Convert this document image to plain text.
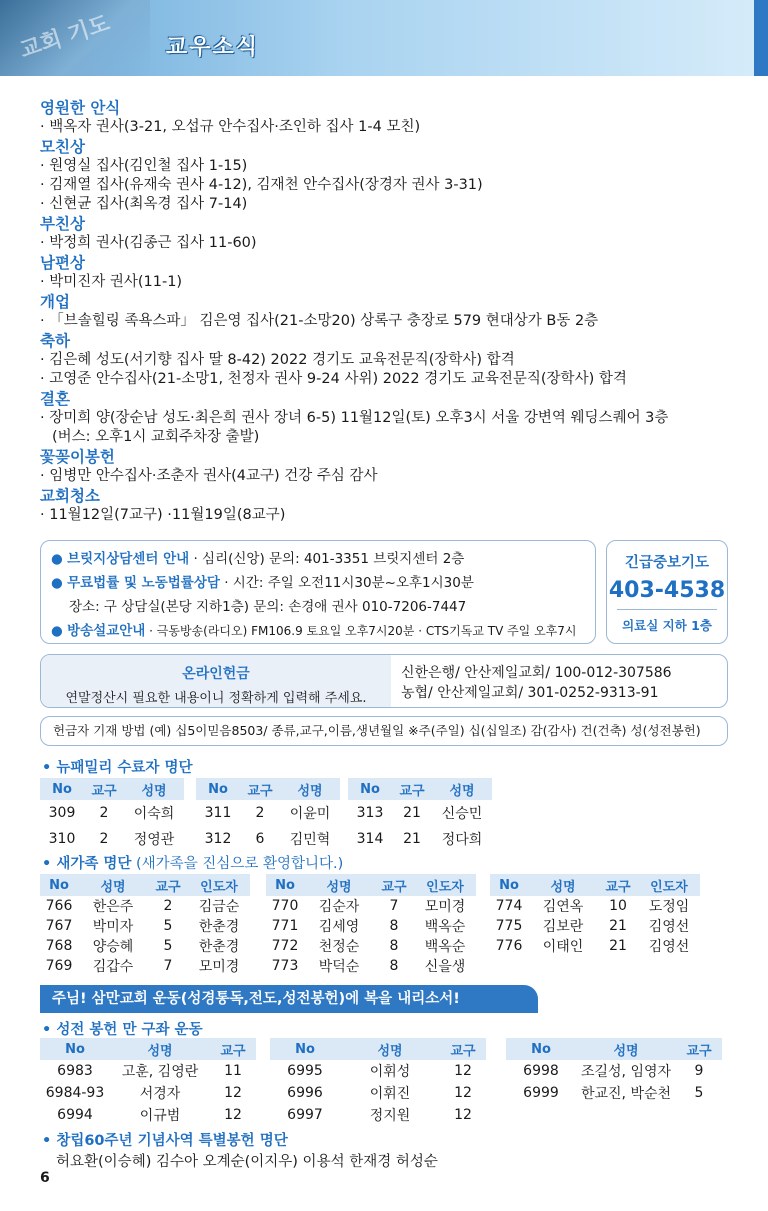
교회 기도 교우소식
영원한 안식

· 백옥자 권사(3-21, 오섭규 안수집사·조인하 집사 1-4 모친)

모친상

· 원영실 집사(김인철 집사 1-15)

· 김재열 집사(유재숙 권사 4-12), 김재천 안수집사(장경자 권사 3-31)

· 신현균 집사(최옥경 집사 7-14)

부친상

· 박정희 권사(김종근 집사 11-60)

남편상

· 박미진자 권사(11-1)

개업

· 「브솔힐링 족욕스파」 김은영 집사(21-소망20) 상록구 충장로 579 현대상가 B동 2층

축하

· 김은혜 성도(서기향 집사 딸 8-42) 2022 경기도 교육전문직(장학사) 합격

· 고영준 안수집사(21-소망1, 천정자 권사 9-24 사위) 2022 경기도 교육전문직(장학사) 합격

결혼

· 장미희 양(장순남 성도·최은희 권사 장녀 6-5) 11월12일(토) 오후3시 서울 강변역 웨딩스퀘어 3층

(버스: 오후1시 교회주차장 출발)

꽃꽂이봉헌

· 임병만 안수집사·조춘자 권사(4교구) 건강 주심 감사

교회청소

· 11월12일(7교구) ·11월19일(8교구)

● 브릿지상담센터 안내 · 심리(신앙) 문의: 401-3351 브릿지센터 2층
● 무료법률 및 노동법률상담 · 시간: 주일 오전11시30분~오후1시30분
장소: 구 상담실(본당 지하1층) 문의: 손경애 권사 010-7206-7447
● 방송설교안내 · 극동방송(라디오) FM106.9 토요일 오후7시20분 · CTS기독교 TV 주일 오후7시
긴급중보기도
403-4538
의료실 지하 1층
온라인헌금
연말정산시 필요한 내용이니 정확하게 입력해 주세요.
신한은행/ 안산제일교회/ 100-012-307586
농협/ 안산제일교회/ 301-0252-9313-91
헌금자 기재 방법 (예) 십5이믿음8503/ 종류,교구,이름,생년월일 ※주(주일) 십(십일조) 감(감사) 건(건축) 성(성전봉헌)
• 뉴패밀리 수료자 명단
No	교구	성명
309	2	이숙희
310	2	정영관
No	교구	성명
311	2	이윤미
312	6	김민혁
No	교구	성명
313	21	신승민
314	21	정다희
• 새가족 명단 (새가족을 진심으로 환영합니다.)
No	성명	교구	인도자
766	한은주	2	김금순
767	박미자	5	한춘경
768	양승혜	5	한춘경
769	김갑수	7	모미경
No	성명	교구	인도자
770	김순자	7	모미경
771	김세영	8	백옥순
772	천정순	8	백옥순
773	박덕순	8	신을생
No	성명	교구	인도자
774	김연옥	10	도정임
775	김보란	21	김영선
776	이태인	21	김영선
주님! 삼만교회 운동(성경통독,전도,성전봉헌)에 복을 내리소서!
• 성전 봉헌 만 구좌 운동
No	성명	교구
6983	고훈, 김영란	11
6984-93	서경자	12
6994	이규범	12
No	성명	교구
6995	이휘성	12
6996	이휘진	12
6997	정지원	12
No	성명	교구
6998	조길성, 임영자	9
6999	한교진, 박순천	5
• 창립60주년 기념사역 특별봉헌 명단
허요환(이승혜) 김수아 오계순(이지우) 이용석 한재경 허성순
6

* * * * * * * * *

Make an exact reproduction of the listing above, without any pictures.

Convert this document image to plain text.
교회 기도 교우소식
영원한 안식

· 백옥자 권사(3-21, 오섭규 안수집사·조인하 집사 1-4 모친)

모친상

· 원영실 집사(김인철 집사 1-15)

· 김재열 집사(유재숙 권사 4-12), 김재천 안수집사(장경자 권사 3-31)

· 신현균 집사(최옥경 집사 7-14)

부친상

· 박정희 권사(김종근 집사 11-60)

남편상

· 박미진자 권사(11-1)

개업

· 「브솔힐링 족욕스파」 김은영 집사(21-소망20) 상록구 충장로 579 현대상가 B동 2층

축하

· 김은혜 성도(서기향 집사 딸 8-42) 2022 경기도 교육전문직(장학사) 합격

· 고영준 안수집사(21-소망1, 천정자 권사 9-24 사위) 2022 경기도 교육전문직(장학사) 합격

결혼

· 장미희 양(장순남 성도·최은희 권사 장녀 6-5) 11월12일(토) 오후3시 서울 강변역 웨딩스퀘어 3층

(버스: 오후1시 교회주차장 출발)

꽃꽂이봉헌

· 임병만 안수집사·조춘자 권사(4교구) 건강 주심 감사

교회청소

· 11월12일(7교구) ·11월19일(8교구)

● 브릿지상담센터 안내 · 심리(신앙) 문의: 401-3351 브릿지센터 2층
● 무료법률 및 노동법률상담 · 시간: 주일 오전11시30분~오후1시30분
장소: 구 상담실(본당 지하1층) 문의: 손경애 권사 010-7206-7447
● 방송설교안내 · 극동방송(라디오) FM106.9 토요일 오후7시20분 · CTS기독교 TV 주일 오후7시
긴급중보기도
403-4538
의료실 지하 1층
온라인헌금
연말정산시 필요한 내용이니 정확하게 입력해 주세요.
신한은행/ 안산제일교회/ 100-012-307586
농협/ 안산제일교회/ 301-0252-9313-91
헌금자 기재 방법 (예) 십5이믿음8503/ 종류,교구,이름,생년월일 ※주(주일) 십(십일조) 감(감사) 건(건축) 성(성전봉헌)
• 뉴패밀리 수료자 명단
No	교구	성명
309	2	이숙희
310	2	정영관
No	교구	성명
311	2	이윤미
312	6	김민혁
No	교구	성명
313	21	신승민
314	21	정다희
• 새가족 명단 (새가족을 진심으로 환영합니다.)
No	성명	교구	인도자
766	한은주	2	김금순
767	박미자	5	한춘경
768	양승혜	5	한춘경
769	김갑수	7	모미경
No	성명	교구	인도자
770	김순자	7	모미경
771	김세영	8	백옥순
772	천정순	8	백옥순
773	박덕순	8	신을생
No	성명	교구	인도자
774	김연옥	10	도정임
775	김보란	21	김영선
776	이태인	21	김영선
주님! 삼만교회 운동(성경통독,전도,성전봉헌)에 복을 내리소서!
• 성전 봉헌 만 구좌 운동
No	성명	교구
6983	고훈, 김영란	11
6984-93	서경자	12
6994	이규범	12
No	성명	교구
6995	이휘성	12
6996	이휘진	12
6997	정지원	12
No	성명	교구
6998	조길성, 임영자	9
6999	한교진, 박순천	5
• 창립60주년 기념사역 특별봉헌 명단
허요환(이승혜) 김수아 오계순(이지우) 이용석 한재경 허성순
6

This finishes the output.